[Dataset excerpt]
>> start

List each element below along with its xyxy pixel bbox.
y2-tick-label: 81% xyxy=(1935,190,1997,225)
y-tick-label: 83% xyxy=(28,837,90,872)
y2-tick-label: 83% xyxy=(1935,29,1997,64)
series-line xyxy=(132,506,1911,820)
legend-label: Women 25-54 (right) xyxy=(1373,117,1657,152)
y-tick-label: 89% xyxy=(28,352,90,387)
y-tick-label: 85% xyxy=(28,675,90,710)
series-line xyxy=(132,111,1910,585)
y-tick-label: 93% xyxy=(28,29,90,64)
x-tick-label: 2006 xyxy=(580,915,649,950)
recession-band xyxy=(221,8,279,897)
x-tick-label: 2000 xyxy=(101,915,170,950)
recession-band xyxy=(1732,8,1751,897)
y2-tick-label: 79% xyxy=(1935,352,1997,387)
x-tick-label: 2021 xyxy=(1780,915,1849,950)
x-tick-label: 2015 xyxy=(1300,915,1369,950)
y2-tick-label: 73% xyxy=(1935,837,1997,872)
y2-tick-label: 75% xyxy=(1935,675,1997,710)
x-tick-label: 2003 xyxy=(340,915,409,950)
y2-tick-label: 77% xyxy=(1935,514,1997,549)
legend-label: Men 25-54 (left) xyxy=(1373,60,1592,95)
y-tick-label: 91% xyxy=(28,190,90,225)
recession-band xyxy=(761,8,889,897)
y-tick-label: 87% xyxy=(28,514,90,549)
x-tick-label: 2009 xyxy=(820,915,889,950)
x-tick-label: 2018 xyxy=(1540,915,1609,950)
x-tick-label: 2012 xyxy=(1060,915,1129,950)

>> end

• **Description of the task**: Please write out every line of the listing above without changing anything.

• **Written answer**:
List each element below along with its xyxy pixel bbox.
y2-tick-label: 81% xyxy=(1935,190,1997,225)
y-tick-label: 83% xyxy=(28,837,90,872)
y2-tick-label: 83% xyxy=(1935,29,1997,64)
series-line xyxy=(132,506,1911,820)
legend-label: Women 25-54 (right) xyxy=(1373,117,1657,152)
y-tick-label: 89% xyxy=(28,352,90,387)
y-tick-label: 85% xyxy=(28,675,90,710)
series-line xyxy=(132,111,1910,585)
y-tick-label: 93% xyxy=(28,29,90,64)
x-tick-label: 2006 xyxy=(580,915,649,950)
recession-band xyxy=(221,8,279,897)
x-tick-label: 2000 xyxy=(101,915,170,950)
recession-band xyxy=(1732,8,1751,897)
y2-tick-label: 79% xyxy=(1935,352,1997,387)
x-tick-label: 2021 xyxy=(1780,915,1849,950)
x-tick-label: 2015 xyxy=(1300,915,1369,950)
y2-tick-label: 73% xyxy=(1935,837,1997,872)
y2-tick-label: 75% xyxy=(1935,675,1997,710)
x-tick-label: 2003 xyxy=(340,915,409,950)
y2-tick-label: 77% xyxy=(1935,514,1997,549)
legend-label: Men 25-54 (left) xyxy=(1373,60,1592,95)
y-tick-label: 91% xyxy=(28,190,90,225)
recession-band xyxy=(761,8,889,897)
y-tick-label: 87% xyxy=(28,514,90,549)
x-tick-label: 2009 xyxy=(820,915,889,950)
x-tick-label: 2018 xyxy=(1540,915,1609,950)
x-tick-label: 2012 xyxy=(1060,915,1129,950)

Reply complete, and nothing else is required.